Stated goal:
Find every line in the records below that contains the word "background", and copy each such line.

Input:
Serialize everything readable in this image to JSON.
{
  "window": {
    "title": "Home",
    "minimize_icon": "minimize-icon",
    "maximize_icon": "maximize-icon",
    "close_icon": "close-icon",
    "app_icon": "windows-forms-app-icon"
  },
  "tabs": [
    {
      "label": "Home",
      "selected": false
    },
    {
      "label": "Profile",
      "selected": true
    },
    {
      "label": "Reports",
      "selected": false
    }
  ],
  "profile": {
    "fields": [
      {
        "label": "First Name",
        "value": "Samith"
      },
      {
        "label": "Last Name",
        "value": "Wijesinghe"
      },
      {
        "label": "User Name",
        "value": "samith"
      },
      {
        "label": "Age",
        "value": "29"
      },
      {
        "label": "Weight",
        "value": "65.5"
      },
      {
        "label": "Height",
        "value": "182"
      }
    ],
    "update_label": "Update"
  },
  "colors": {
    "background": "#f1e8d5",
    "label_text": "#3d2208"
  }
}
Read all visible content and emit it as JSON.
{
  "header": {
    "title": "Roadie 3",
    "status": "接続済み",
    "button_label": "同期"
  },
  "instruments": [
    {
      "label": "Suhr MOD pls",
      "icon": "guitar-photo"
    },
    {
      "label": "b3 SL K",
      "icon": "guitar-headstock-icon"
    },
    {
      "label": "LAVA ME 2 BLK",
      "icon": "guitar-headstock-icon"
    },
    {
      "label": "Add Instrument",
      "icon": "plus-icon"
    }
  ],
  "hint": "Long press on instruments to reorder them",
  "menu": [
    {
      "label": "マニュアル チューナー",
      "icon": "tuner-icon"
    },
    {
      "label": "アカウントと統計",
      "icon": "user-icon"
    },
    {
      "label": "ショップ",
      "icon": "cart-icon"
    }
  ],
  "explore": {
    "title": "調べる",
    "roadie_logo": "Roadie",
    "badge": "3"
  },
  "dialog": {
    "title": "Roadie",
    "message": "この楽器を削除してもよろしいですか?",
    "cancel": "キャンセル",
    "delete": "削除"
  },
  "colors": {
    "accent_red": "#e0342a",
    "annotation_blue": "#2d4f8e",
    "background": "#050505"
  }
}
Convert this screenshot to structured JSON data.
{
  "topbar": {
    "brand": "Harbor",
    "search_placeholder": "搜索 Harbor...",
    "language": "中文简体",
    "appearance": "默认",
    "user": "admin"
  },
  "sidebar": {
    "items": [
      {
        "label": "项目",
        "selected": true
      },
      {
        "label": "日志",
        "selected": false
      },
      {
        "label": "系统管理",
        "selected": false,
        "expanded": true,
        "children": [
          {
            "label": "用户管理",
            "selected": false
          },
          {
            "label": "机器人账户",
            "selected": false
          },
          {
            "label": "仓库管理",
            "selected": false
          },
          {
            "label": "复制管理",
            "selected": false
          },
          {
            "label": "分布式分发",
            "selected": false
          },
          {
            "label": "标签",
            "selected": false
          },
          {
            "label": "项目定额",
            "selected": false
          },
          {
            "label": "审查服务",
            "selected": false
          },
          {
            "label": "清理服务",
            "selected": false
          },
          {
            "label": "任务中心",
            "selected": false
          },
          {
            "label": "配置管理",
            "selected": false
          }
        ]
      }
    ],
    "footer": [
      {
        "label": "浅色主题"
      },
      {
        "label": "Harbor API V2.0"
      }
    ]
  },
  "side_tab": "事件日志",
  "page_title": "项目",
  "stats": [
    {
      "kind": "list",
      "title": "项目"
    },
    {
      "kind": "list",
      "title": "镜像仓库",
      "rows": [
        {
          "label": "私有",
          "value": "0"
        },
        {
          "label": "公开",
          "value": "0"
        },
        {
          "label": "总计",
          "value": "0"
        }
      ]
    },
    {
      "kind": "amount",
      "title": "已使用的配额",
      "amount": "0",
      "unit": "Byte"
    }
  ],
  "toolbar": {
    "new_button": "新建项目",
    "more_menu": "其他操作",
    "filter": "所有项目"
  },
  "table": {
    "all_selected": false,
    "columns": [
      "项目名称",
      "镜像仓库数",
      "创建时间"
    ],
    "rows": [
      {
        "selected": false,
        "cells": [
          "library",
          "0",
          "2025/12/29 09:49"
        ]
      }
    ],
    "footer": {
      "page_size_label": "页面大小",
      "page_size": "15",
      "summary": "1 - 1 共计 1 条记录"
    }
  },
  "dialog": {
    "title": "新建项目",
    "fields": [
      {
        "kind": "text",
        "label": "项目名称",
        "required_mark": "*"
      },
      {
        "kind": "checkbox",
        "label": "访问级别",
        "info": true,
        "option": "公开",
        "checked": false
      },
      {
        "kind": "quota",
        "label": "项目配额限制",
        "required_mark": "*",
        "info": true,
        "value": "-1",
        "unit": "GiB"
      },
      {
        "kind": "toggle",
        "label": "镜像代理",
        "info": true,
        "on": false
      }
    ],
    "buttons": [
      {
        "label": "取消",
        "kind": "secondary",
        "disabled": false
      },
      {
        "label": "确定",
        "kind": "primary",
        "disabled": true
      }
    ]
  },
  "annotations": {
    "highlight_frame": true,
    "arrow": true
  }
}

Solution to the exercise:
    "background": "#f1e8d5",
    "background": "#050505"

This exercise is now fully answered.